**EXERCISE REQUIREMENTS**: Exactly as written, retype the listing below, omitting the pictures.

begin SOURCE MATERIAL

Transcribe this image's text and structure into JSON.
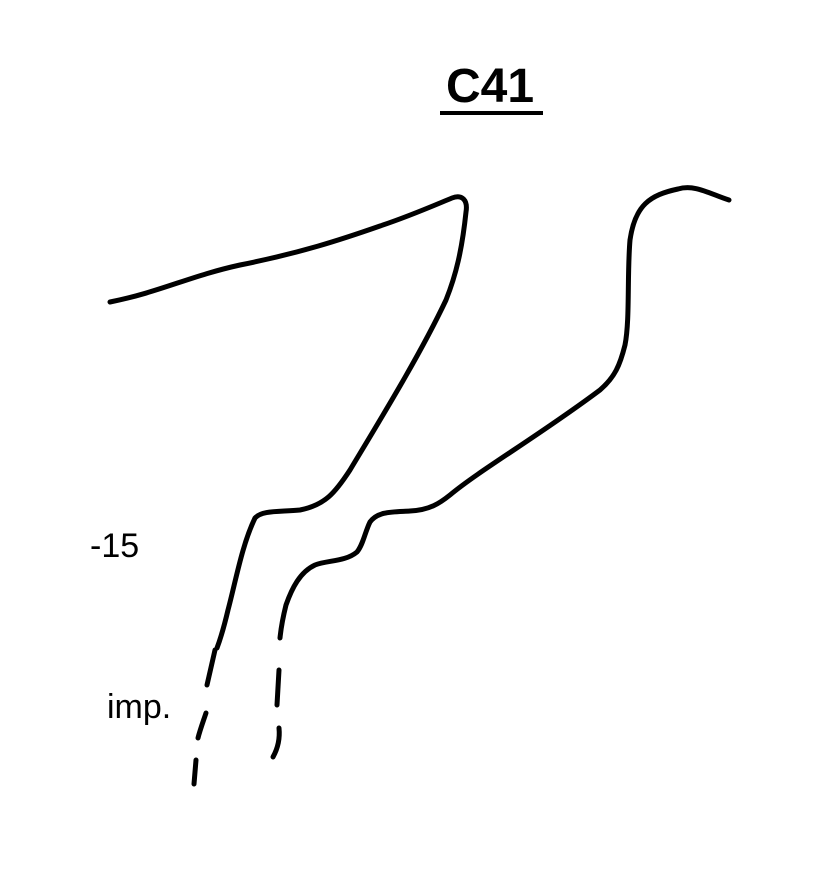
{
  "figure": {
    "title": "C41",
    "labels": {
      "depth": "-15",
      "impression": "imp."
    },
    "stroke_color": "#000000",
    "background_color": "#ffffff"
  }
}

end SOURCE MATERIAL

**WRITTEN SOLUTION**:
Transcribe this image's text and structure into JSON.
{
  "figure": {
    "title": "C41",
    "labels": {
      "depth": "-15",
      "impression": "imp."
    },
    "stroke_color": "#000000",
    "background_color": "#ffffff"
  }
}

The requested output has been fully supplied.